* **Aim**:
Copy every entry exactly as given, minus the images.

Start

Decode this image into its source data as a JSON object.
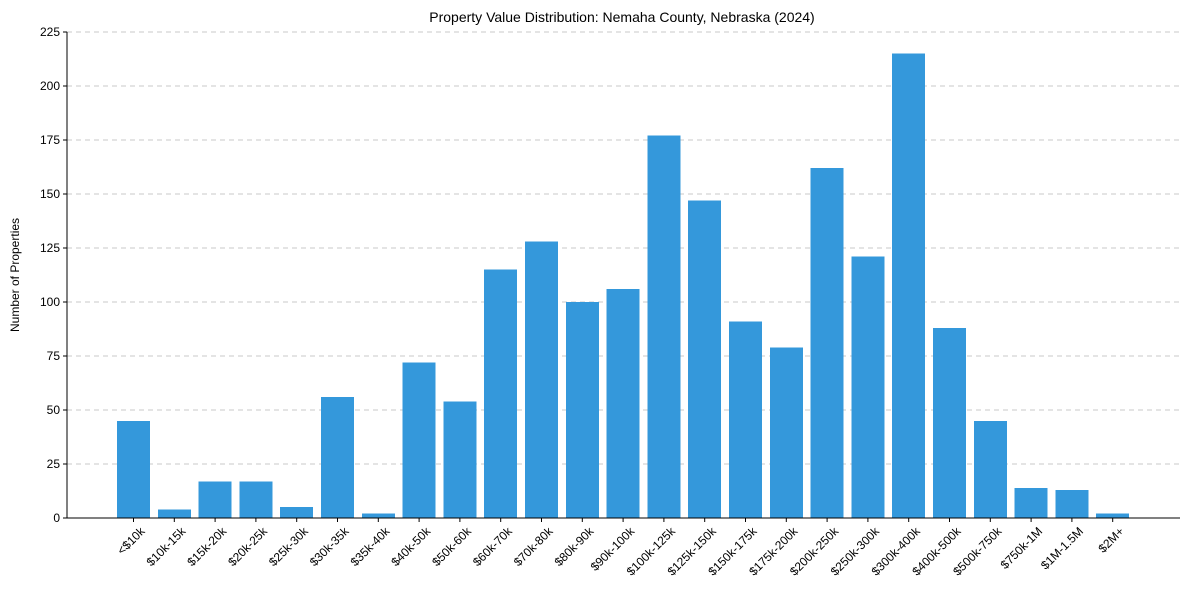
{
  "chart_data": {
    "type": "bar",
    "title": "Property Value Distribution: Nemaha County, Nebraska (2024)",
    "xlabel": "",
    "ylabel": "Number of Properties",
    "categories": [
      "<$10k",
      "$10k-15k",
      "$15k-20k",
      "$20k-25k",
      "$25k-30k",
      "$30k-35k",
      "$35k-40k",
      "$40k-50k",
      "$50k-60k",
      "$60k-70k",
      "$70k-80k",
      "$80k-90k",
      "$90k-100k",
      "$100k-125k",
      "$125k-150k",
      "$150k-175k",
      "$175k-200k",
      "$200k-250k",
      "$250k-300k",
      "$300k-400k",
      "$400k-500k",
      "$500k-750k",
      "$750k-1M",
      "$1M-1.5M",
      "$2M+"
    ],
    "values": [
      45,
      4,
      17,
      17,
      5,
      56,
      2,
      72,
      54,
      115,
      128,
      100,
      106,
      177,
      147,
      91,
      79,
      162,
      121,
      215,
      88,
      45,
      14,
      13,
      2
    ],
    "ylim": [
      0,
      225
    ],
    "yticks": [
      0,
      25,
      50,
      75,
      100,
      125,
      150,
      175,
      200,
      225
    ],
    "grid": "y",
    "bar_color": "#3498db"
  }
}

End

* **Solution to this problem**:
Decode this image into its source data as a JSON object.
{
  "chart_data": {
    "type": "bar",
    "title": "Property Value Distribution: Nemaha County, Nebraska (2024)",
    "xlabel": "",
    "ylabel": "Number of Properties",
    "categories": [
      "<$10k",
      "$10k-15k",
      "$15k-20k",
      "$20k-25k",
      "$25k-30k",
      "$30k-35k",
      "$35k-40k",
      "$40k-50k",
      "$50k-60k",
      "$60k-70k",
      "$70k-80k",
      "$80k-90k",
      "$90k-100k",
      "$100k-125k",
      "$125k-150k",
      "$150k-175k",
      "$175k-200k",
      "$200k-250k",
      "$250k-300k",
      "$300k-400k",
      "$400k-500k",
      "$500k-750k",
      "$750k-1M",
      "$1M-1.5M",
      "$2M+"
    ],
    "values": [
      45,
      4,
      17,
      17,
      5,
      56,
      2,
      72,
      54,
      115,
      128,
      100,
      106,
      177,
      147,
      91,
      79,
      162,
      121,
      215,
      88,
      45,
      14,
      13,
      2
    ],
    "ylim": [
      0,
      225
    ],
    "yticks": [
      0,
      25,
      50,
      75,
      100,
      125,
      150,
      175,
      200,
      225
    ],
    "grid": "y",
    "bar_color": "#3498db"
  }
}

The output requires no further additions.